::: Records for this exercise

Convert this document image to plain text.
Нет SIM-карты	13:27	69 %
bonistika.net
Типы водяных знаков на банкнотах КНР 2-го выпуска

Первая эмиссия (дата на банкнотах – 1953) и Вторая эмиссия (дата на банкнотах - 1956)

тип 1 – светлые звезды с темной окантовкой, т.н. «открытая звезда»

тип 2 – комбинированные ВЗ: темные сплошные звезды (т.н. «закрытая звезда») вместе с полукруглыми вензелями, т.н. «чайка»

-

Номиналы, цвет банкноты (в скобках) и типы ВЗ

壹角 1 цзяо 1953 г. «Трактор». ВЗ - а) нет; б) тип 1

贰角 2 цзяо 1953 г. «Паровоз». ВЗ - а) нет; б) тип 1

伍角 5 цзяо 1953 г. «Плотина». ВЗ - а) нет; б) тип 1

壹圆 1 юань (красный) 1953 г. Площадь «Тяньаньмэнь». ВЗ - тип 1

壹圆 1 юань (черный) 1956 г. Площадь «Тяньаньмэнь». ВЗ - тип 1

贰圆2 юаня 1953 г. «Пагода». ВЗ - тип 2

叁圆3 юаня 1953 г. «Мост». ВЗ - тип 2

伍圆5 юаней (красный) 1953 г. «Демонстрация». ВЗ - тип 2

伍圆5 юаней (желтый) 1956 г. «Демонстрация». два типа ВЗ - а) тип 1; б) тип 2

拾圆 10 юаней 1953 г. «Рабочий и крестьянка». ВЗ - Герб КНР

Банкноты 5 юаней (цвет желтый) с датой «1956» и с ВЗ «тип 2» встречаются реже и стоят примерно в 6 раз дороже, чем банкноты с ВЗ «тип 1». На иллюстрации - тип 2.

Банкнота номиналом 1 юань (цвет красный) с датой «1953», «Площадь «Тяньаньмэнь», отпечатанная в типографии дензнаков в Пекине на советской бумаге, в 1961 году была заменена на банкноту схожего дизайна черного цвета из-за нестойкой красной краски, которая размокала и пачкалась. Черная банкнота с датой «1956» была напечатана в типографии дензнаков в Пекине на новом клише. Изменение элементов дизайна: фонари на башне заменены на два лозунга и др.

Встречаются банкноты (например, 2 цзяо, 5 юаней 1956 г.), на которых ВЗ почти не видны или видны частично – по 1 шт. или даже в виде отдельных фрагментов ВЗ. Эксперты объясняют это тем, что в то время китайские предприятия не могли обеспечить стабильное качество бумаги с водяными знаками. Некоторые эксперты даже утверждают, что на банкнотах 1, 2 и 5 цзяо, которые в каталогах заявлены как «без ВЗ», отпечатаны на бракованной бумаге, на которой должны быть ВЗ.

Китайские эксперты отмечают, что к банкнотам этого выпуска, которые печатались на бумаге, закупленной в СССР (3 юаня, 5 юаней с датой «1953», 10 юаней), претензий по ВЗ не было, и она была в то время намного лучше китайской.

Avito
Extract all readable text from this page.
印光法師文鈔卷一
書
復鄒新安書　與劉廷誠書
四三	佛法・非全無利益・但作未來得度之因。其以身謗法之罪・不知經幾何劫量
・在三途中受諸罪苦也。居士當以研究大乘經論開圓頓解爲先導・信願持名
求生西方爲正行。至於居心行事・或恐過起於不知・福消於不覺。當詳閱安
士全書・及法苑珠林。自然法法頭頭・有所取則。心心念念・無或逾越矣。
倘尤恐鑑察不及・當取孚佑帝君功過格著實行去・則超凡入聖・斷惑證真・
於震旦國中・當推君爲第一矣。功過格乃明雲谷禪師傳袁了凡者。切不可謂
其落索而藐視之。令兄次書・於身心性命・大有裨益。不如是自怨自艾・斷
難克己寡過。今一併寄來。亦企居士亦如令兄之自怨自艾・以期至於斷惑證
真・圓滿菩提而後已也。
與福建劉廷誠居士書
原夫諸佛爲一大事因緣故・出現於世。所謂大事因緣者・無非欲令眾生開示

::::::

Count every line bearing the word "звезда"; report the total only.

2